Search the records for "name" and copy each line that holds it.

====== INFORMATION PROVIDED ======

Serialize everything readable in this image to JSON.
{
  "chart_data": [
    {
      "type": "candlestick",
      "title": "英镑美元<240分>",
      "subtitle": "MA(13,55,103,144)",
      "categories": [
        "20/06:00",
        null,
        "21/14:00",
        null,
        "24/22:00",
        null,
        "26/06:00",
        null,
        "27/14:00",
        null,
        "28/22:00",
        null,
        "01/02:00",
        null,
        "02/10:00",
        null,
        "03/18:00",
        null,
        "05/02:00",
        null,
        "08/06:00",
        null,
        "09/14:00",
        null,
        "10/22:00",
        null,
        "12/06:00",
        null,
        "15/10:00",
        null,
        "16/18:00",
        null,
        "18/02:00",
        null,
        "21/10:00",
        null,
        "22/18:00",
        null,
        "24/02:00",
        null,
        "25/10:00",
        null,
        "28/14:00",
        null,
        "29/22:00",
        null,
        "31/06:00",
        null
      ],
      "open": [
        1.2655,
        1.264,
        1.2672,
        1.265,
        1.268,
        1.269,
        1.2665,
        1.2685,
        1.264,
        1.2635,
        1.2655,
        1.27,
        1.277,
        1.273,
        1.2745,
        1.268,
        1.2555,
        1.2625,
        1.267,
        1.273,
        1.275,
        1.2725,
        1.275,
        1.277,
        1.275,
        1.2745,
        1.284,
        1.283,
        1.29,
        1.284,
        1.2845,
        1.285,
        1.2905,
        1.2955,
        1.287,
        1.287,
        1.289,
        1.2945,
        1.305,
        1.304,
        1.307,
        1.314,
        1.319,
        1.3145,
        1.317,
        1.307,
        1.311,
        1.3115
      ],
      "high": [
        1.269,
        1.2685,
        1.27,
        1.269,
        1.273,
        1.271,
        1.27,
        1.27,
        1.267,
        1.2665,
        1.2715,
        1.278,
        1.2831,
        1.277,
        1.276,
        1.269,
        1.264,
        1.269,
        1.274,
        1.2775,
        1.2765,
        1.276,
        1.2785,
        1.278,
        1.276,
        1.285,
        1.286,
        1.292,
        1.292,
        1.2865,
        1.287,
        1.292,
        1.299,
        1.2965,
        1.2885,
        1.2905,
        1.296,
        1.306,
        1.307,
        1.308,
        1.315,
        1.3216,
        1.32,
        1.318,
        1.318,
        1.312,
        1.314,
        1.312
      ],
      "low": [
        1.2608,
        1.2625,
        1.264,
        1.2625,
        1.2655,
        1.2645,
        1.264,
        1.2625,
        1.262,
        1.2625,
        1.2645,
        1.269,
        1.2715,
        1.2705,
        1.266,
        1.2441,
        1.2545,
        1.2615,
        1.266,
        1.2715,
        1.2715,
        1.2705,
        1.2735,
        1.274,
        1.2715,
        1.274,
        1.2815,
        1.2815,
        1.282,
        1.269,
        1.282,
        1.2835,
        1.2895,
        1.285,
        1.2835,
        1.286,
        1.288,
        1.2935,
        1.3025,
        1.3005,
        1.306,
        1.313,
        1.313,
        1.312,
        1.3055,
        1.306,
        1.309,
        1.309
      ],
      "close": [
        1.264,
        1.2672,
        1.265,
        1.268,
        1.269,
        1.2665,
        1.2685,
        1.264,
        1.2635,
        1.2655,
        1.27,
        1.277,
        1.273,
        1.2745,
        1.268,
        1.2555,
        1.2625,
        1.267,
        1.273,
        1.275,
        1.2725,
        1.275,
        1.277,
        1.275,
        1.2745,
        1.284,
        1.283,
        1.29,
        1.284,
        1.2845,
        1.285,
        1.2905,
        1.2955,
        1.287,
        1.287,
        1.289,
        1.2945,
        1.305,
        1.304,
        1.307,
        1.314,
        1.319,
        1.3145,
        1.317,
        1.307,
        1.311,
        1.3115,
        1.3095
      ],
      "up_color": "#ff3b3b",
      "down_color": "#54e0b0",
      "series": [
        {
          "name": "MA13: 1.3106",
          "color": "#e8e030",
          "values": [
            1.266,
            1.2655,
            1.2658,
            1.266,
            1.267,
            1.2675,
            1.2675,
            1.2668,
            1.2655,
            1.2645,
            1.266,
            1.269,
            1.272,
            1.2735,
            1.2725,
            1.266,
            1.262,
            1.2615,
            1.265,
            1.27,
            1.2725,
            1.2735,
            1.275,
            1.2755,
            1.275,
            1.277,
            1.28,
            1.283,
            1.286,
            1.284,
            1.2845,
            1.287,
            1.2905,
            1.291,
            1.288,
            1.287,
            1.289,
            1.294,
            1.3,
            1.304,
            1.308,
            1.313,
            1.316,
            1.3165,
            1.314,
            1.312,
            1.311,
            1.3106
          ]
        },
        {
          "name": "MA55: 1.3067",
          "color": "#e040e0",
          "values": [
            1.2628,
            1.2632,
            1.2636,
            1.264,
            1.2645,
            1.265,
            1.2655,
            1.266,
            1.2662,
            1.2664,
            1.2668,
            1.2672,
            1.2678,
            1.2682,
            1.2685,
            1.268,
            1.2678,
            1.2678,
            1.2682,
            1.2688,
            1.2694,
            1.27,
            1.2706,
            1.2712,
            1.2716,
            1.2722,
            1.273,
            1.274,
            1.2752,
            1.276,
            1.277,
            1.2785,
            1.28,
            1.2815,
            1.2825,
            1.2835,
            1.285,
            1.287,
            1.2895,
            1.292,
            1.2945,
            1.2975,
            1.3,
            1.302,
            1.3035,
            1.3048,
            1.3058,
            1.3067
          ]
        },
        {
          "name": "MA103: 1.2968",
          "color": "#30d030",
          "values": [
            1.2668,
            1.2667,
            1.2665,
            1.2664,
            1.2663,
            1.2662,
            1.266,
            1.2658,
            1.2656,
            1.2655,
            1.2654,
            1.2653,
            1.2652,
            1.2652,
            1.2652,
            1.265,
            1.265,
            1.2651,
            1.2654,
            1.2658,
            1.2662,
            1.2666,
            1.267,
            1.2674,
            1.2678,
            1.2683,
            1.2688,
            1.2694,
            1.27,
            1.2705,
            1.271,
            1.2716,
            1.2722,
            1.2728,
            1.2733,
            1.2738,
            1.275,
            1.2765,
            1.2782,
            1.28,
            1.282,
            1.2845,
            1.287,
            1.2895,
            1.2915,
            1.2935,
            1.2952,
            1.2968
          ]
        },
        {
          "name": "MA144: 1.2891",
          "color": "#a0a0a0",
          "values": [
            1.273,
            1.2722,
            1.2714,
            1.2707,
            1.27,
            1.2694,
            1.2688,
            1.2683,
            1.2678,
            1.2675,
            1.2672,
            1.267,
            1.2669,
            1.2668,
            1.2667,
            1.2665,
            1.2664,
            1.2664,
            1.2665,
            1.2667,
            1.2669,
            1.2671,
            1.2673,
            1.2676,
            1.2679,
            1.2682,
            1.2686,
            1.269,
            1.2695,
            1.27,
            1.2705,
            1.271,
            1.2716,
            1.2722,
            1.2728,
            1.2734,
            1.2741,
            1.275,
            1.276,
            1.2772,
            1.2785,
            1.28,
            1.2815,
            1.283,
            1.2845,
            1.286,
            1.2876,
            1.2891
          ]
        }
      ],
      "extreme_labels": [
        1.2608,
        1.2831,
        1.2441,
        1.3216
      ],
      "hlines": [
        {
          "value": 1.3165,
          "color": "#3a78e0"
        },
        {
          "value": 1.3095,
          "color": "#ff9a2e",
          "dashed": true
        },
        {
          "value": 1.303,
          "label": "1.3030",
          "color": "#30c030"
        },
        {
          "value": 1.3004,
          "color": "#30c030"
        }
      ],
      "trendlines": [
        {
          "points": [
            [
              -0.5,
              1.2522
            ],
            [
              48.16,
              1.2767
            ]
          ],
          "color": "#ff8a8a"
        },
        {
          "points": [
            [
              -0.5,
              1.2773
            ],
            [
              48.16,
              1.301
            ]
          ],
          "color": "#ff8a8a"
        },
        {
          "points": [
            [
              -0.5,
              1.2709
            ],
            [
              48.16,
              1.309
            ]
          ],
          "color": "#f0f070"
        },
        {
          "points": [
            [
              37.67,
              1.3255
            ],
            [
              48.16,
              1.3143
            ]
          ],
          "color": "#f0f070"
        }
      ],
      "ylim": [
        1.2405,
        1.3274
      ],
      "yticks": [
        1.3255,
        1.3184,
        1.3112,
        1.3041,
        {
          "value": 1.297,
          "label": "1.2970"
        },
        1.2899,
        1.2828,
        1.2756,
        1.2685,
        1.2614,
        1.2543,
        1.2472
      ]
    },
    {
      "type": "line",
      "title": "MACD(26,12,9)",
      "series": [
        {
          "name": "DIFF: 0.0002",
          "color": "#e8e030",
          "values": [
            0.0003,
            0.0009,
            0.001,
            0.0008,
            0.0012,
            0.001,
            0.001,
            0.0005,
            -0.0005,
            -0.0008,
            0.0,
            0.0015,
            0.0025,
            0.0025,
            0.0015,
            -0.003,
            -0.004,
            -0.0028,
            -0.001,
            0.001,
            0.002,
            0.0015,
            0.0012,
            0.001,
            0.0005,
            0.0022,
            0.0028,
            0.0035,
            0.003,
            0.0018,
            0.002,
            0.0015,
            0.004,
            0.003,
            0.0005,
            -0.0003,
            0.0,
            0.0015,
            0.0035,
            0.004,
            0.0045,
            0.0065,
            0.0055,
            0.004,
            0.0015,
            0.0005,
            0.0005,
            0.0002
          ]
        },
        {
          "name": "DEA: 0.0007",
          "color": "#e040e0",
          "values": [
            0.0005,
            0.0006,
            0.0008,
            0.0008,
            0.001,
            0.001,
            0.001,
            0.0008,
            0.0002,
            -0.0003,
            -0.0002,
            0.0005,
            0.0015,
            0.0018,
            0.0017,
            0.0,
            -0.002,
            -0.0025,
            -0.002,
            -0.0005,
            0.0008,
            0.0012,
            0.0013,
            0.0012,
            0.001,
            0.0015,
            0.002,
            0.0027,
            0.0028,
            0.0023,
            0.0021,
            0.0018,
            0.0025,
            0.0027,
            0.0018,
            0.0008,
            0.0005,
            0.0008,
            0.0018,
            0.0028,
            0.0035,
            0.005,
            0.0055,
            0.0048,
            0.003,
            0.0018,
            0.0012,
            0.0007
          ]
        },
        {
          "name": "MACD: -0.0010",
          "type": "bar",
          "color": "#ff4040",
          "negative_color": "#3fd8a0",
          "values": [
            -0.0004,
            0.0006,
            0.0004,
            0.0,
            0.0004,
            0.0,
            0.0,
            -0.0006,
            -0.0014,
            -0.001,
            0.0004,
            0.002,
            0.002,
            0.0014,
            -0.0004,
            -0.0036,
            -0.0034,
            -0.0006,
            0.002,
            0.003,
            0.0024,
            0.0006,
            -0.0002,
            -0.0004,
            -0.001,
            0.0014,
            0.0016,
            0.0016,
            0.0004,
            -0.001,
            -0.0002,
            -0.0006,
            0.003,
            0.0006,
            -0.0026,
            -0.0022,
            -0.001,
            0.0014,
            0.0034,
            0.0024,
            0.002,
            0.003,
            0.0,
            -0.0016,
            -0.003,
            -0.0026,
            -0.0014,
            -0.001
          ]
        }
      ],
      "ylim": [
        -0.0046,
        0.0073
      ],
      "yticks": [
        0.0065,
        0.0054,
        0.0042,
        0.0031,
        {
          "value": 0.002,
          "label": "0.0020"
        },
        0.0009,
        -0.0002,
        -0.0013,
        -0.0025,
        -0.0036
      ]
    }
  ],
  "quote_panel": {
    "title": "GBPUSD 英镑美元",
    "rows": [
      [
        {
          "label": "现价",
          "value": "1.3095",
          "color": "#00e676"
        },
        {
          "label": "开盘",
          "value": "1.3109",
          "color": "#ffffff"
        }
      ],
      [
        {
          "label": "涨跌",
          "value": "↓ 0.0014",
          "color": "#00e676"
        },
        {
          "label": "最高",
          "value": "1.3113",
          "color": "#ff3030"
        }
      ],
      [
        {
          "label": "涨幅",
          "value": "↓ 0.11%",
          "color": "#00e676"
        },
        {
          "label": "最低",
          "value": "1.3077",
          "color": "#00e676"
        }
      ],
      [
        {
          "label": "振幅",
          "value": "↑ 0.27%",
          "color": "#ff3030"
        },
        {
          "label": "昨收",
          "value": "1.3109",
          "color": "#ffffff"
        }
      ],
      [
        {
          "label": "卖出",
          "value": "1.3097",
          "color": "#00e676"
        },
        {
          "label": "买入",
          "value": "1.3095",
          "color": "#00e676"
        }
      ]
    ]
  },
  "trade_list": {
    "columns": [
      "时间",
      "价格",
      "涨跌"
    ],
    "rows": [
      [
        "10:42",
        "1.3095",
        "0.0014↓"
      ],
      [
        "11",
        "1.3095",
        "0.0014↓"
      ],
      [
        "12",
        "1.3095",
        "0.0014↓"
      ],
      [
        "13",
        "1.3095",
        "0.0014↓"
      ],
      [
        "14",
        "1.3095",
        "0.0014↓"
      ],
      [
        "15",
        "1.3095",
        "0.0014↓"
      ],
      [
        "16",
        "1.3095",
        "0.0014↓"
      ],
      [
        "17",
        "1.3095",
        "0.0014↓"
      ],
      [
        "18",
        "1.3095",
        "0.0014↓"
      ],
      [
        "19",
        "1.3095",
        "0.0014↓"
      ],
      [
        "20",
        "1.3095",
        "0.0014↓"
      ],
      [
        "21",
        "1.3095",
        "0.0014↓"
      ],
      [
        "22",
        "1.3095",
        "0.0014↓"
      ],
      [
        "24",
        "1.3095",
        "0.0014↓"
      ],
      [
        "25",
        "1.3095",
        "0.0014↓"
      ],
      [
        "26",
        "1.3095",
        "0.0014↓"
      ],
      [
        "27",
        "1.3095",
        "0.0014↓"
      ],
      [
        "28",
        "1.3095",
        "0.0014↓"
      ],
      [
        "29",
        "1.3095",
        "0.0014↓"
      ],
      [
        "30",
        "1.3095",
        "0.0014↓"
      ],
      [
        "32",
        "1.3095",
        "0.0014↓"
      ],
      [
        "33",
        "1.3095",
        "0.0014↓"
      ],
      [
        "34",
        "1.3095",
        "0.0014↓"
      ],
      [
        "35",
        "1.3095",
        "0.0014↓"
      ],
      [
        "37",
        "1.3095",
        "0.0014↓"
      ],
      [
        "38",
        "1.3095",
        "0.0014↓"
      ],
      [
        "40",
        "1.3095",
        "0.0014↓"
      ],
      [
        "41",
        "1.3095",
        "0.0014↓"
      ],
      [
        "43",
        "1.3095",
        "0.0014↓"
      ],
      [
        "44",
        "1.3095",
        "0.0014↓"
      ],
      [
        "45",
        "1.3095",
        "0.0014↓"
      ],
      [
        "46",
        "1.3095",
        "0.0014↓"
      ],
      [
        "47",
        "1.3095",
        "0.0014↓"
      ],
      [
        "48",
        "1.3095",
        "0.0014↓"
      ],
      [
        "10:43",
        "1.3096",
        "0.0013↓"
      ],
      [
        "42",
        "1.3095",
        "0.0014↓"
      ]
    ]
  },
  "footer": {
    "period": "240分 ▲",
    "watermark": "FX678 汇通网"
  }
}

======

=== RESULT BELOW ===
          "name": "MA13: 1.3106",
          "name": "MA55: 1.3067",
          "name": "MA103: 1.2968",
          "name": "MA144: 1.2891",
          "name": "DIFF: 0.0002",
          "name": "DEA: 0.0007",
          "name": "MACD: -0.0010",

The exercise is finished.